▶ **Entries provided**:
Begin
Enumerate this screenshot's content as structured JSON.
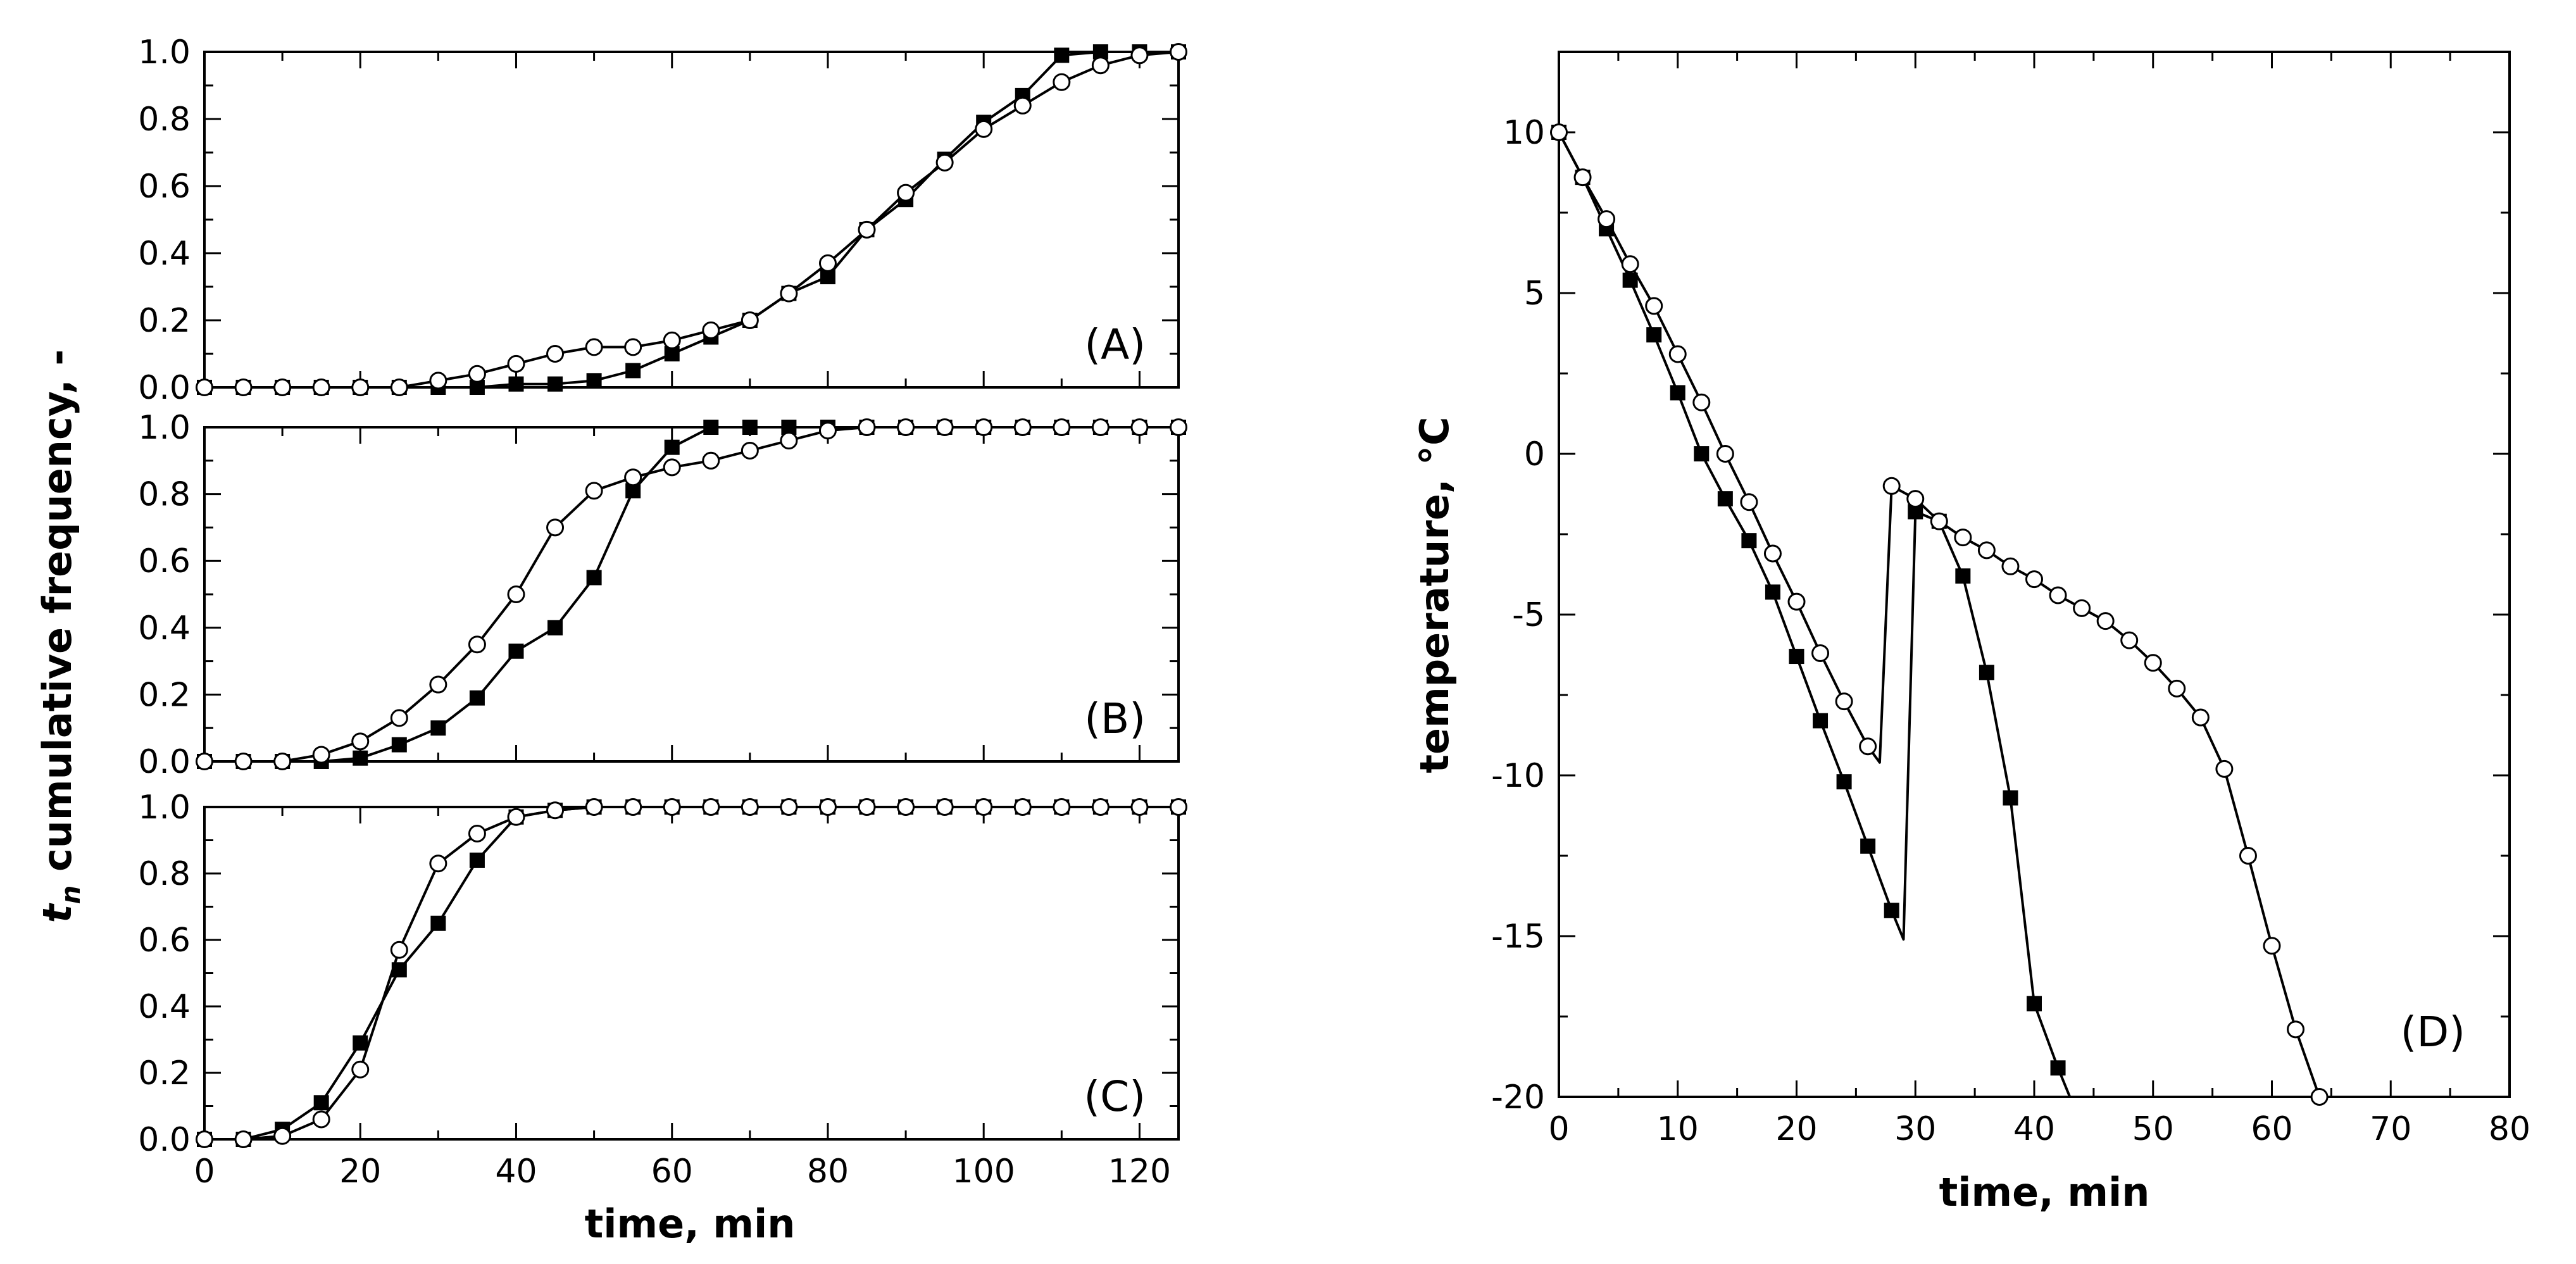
{
  "figure": {
    "left_xlabel": "time, min",
    "left_ylabel_main": "t",
    "left_ylabel_sub": "n",
    "left_ylabel_rest": " cumulative frequency, -",
    "right_xlabel": "time, min",
    "right_ylabel": "temperature, °C"
  },
  "chart_data": [
    {
      "id": "A",
      "type": "line",
      "panel_label": "(A)",
      "xlim": [
        0,
        125
      ],
      "ylim": [
        0,
        1
      ],
      "xticks": [
        0,
        20,
        40,
        60,
        80,
        100,
        120
      ],
      "yticks": [
        "0.0",
        "0.2",
        "0.4",
        "0.6",
        "0.8",
        "1.0"
      ],
      "xtick_labels_visible": false,
      "series": [
        {
          "name": "filled squares",
          "marker": "square-filled",
          "x": [
            0,
            5,
            10,
            15,
            20,
            25,
            30,
            35,
            40,
            45,
            50,
            55,
            60,
            65,
            70,
            75,
            80,
            85,
            90,
            95,
            100,
            105,
            110,
            115,
            120,
            125
          ],
          "y": [
            0,
            0,
            0,
            0,
            0,
            0,
            0,
            0,
            0.01,
            0.01,
            0.02,
            0.05,
            0.1,
            0.15,
            0.2,
            0.28,
            0.33,
            0.47,
            0.56,
            0.68,
            0.79,
            0.87,
            0.99,
            1.0,
            1.0,
            1.0
          ]
        },
        {
          "name": "open circles",
          "marker": "circle-open",
          "x": [
            0,
            5,
            10,
            15,
            20,
            25,
            30,
            35,
            40,
            45,
            50,
            55,
            60,
            65,
            70,
            75,
            80,
            85,
            90,
            95,
            100,
            105,
            110,
            115,
            120,
            125
          ],
          "y": [
            0,
            0,
            0,
            0,
            0,
            0,
            0.02,
            0.04,
            0.07,
            0.1,
            0.12,
            0.12,
            0.14,
            0.17,
            0.2,
            0.28,
            0.37,
            0.47,
            0.58,
            0.67,
            0.77,
            0.84,
            0.91,
            0.96,
            0.99,
            1.0
          ]
        }
      ]
    },
    {
      "id": "B",
      "type": "line",
      "panel_label": "(B)",
      "xlim": [
        0,
        125
      ],
      "ylim": [
        0,
        1
      ],
      "xticks": [
        0,
        20,
        40,
        60,
        80,
        100,
        120
      ],
      "yticks": [
        "0.0",
        "0.2",
        "0.4",
        "0.6",
        "0.8",
        "1.0"
      ],
      "xtick_labels_visible": false,
      "series": [
        {
          "name": "filled squares",
          "marker": "square-filled",
          "x": [
            0,
            5,
            10,
            15,
            20,
            25,
            30,
            35,
            40,
            45,
            50,
            55,
            60,
            65,
            70,
            75,
            80,
            85,
            90,
            95,
            100,
            105,
            110,
            115,
            120,
            125
          ],
          "y": [
            0,
            0,
            0,
            0,
            0.01,
            0.05,
            0.1,
            0.19,
            0.33,
            0.4,
            0.55,
            0.81,
            0.94,
            1.0,
            1.0,
            1.0,
            1.0,
            1.0,
            1.0,
            1.0,
            1.0,
            1.0,
            1.0,
            1.0,
            1.0,
            1.0
          ]
        },
        {
          "name": "open circles",
          "marker": "circle-open",
          "x": [
            0,
            5,
            10,
            15,
            20,
            25,
            30,
            35,
            40,
            45,
            50,
            55,
            60,
            65,
            70,
            75,
            80,
            85,
            90,
            95,
            100,
            105,
            110,
            115,
            120,
            125
          ],
          "y": [
            0,
            0,
            0,
            0.02,
            0.06,
            0.13,
            0.23,
            0.35,
            0.5,
            0.7,
            0.81,
            0.85,
            0.88,
            0.9,
            0.93,
            0.96,
            0.99,
            1.0,
            1.0,
            1.0,
            1.0,
            1.0,
            1.0,
            1.0,
            1.0,
            1.0
          ]
        }
      ]
    },
    {
      "id": "C",
      "type": "line",
      "panel_label": "(C)",
      "xlim": [
        0,
        125
      ],
      "ylim": [
        0,
        1
      ],
      "xticks": [
        0,
        20,
        40,
        60,
        80,
        100,
        120
      ],
      "yticks": [
        "0.0",
        "0.2",
        "0.4",
        "0.6",
        "0.8",
        "1.0"
      ],
      "xtick_labels_visible": true,
      "xlabel": "time, min",
      "series": [
        {
          "name": "filled squares",
          "marker": "square-filled",
          "x": [
            0,
            5,
            10,
            15,
            20,
            25,
            30,
            35,
            40,
            45,
            50,
            55,
            60,
            65,
            70,
            75,
            80,
            85,
            90,
            95,
            100,
            105,
            110,
            115,
            120,
            125
          ],
          "y": [
            0,
            0,
            0.03,
            0.11,
            0.29,
            0.51,
            0.65,
            0.84,
            0.97,
            0.99,
            1.0,
            1.0,
            1.0,
            1.0,
            1.0,
            1.0,
            1.0,
            1.0,
            1.0,
            1.0,
            1.0,
            1.0,
            1.0,
            1.0,
            1.0,
            1.0
          ]
        },
        {
          "name": "open circles",
          "marker": "circle-open",
          "x": [
            0,
            5,
            10,
            15,
            20,
            25,
            30,
            35,
            40,
            45,
            50,
            55,
            60,
            65,
            70,
            75,
            80,
            85,
            90,
            95,
            100,
            105,
            110,
            115,
            120,
            125
          ],
          "y": [
            0,
            0,
            0.01,
            0.06,
            0.21,
            0.57,
            0.83,
            0.92,
            0.97,
            0.99,
            1.0,
            1.0,
            1.0,
            1.0,
            1.0,
            1.0,
            1.0,
            1.0,
            1.0,
            1.0,
            1.0,
            1.0,
            1.0,
            1.0,
            1.0,
            1.0
          ]
        }
      ]
    },
    {
      "id": "D",
      "type": "line",
      "panel_label": "(D)",
      "xlim": [
        0,
        80
      ],
      "ylim": [
        -20,
        12.5
      ],
      "xticks": [
        0,
        10,
        20,
        30,
        40,
        50,
        60,
        70,
        80
      ],
      "yticks": [
        -20,
        -15,
        -10,
        -5,
        0,
        5,
        10
      ],
      "xlabel": "time, min",
      "ylabel": "temperature, °C",
      "series": [
        {
          "name": "filled squares",
          "marker": "square-filled",
          "x": [
            0,
            2,
            4,
            6,
            8,
            10,
            12,
            14,
            16,
            18,
            20,
            22,
            24,
            26,
            28,
            29,
            30,
            32,
            34,
            36,
            38,
            40,
            42,
            43
          ],
          "y": [
            10,
            8.6,
            7.0,
            5.4,
            3.7,
            1.9,
            0.0,
            -1.4,
            -2.7,
            -4.3,
            -6.3,
            -8.3,
            -10.2,
            -12.2,
            -14.2,
            -15.1,
            -1.8,
            -2.1,
            -3.8,
            -6.8,
            -10.7,
            -17.1,
            -19.1,
            -20.0
          ],
          "marker_x": [
            0,
            2,
            4,
            6,
            8,
            10,
            12,
            14,
            16,
            18,
            20,
            22,
            24,
            26,
            28,
            30,
            32,
            34,
            36,
            38,
            40,
            42
          ],
          "marker_y": [
            10,
            8.6,
            7.0,
            5.4,
            3.7,
            1.9,
            0.0,
            -1.4,
            -2.7,
            -4.3,
            -6.3,
            -8.3,
            -10.2,
            -12.2,
            -14.2,
            -1.8,
            -2.1,
            -3.8,
            -6.8,
            -10.7,
            -17.1,
            -19.1
          ]
        },
        {
          "name": "open circles",
          "marker": "circle-open",
          "x": [
            0,
            2,
            4,
            6,
            8,
            10,
            12,
            14,
            16,
            18,
            20,
            22,
            24,
            26,
            27,
            28,
            30,
            32,
            34,
            36,
            38,
            40,
            42,
            44,
            46,
            48,
            50,
            52,
            54,
            56,
            58,
            60,
            62,
            64
          ],
          "y": [
            10,
            8.6,
            7.3,
            5.9,
            4.6,
            3.1,
            1.6,
            0.0,
            -1.5,
            -3.1,
            -4.6,
            -6.2,
            -7.7,
            -9.1,
            -9.6,
            -1.0,
            -1.4,
            -2.1,
            -2.6,
            -3.0,
            -3.5,
            -3.9,
            -4.4,
            -4.8,
            -5.2,
            -5.8,
            -6.5,
            -7.3,
            -8.2,
            -9.8,
            -12.5,
            -15.3,
            -17.9,
            -20.0
          ],
          "marker_x": [
            0,
            2,
            4,
            6,
            8,
            10,
            12,
            14,
            16,
            18,
            20,
            22,
            24,
            26,
            28,
            30,
            32,
            34,
            36,
            38,
            40,
            42,
            44,
            46,
            48,
            50,
            52,
            54,
            56,
            58,
            60,
            62,
            64
          ],
          "marker_y": [
            10,
            8.6,
            7.3,
            5.9,
            4.6,
            3.1,
            1.6,
            0.0,
            -1.5,
            -3.1,
            -4.6,
            -6.2,
            -7.7,
            -9.1,
            -1.0,
            -1.4,
            -2.1,
            -2.6,
            -3.0,
            -3.5,
            -3.9,
            -4.4,
            -4.8,
            -5.2,
            -5.8,
            -6.5,
            -7.3,
            -8.2,
            -9.8,
            -12.5,
            -15.3,
            -17.9,
            -20.0
          ]
        }
      ]
    }
  ]
}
End
▶ **What the exercise asks**:
Count how many lines above carry the word "time". Only the number is required.

▶ **Result of this exercise**:
4